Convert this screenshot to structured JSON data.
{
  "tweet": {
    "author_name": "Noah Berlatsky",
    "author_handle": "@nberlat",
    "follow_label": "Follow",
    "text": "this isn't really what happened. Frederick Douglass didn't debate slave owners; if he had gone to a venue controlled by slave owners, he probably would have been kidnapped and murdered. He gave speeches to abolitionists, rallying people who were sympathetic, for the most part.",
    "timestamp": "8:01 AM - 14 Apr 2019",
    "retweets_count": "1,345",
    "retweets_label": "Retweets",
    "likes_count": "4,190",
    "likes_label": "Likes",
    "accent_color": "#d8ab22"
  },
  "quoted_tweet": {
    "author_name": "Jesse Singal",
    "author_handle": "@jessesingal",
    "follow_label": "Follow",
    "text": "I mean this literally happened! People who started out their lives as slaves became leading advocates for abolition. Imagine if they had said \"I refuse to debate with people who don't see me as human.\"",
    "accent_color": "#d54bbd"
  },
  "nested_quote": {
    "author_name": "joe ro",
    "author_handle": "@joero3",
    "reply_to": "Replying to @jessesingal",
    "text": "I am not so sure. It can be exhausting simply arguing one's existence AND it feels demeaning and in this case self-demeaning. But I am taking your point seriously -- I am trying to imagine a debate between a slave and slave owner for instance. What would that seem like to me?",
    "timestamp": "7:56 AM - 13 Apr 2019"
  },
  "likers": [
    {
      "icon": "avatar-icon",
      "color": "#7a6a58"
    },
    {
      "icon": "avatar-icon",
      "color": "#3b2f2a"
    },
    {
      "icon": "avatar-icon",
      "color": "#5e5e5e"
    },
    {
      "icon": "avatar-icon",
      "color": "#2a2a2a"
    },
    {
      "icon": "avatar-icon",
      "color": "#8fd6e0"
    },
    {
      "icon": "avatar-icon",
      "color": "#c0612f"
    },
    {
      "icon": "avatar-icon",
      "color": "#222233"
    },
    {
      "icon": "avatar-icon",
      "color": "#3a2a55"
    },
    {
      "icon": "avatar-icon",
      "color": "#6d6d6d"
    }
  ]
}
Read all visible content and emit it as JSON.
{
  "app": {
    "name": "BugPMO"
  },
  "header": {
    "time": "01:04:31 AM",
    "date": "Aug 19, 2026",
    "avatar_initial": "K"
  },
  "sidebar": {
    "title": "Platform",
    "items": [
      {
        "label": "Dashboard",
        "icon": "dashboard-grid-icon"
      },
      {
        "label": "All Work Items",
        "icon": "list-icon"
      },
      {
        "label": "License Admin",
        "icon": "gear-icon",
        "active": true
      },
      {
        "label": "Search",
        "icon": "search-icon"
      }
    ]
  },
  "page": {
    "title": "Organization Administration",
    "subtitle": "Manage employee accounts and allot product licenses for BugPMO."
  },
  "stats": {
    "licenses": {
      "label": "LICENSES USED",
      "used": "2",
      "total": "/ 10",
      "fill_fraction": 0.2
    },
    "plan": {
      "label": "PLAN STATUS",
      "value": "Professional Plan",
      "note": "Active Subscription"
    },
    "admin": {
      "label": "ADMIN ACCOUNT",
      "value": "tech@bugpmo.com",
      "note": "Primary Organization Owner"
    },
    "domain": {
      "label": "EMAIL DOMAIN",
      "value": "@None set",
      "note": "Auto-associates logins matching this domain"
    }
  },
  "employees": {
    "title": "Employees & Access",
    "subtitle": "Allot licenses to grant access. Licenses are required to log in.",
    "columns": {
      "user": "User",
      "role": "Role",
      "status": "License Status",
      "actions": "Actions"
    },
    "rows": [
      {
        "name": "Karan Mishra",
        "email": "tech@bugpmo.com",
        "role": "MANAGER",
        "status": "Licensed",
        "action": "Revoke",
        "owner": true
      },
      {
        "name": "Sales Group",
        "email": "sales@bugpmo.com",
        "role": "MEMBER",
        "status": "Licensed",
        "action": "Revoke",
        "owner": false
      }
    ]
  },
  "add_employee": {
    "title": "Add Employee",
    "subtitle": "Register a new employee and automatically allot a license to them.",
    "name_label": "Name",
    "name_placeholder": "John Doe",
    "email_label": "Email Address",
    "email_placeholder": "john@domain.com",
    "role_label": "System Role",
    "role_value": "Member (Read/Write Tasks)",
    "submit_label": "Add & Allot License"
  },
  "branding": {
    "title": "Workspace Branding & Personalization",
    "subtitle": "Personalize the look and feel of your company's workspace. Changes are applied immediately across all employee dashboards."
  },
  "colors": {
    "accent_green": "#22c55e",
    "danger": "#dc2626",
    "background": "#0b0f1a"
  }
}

● WORK TO DO:
The records are above. How many lines in them contain the word "jessesingal"? Give the number alone.

● WRITTEN SOLUTION:
2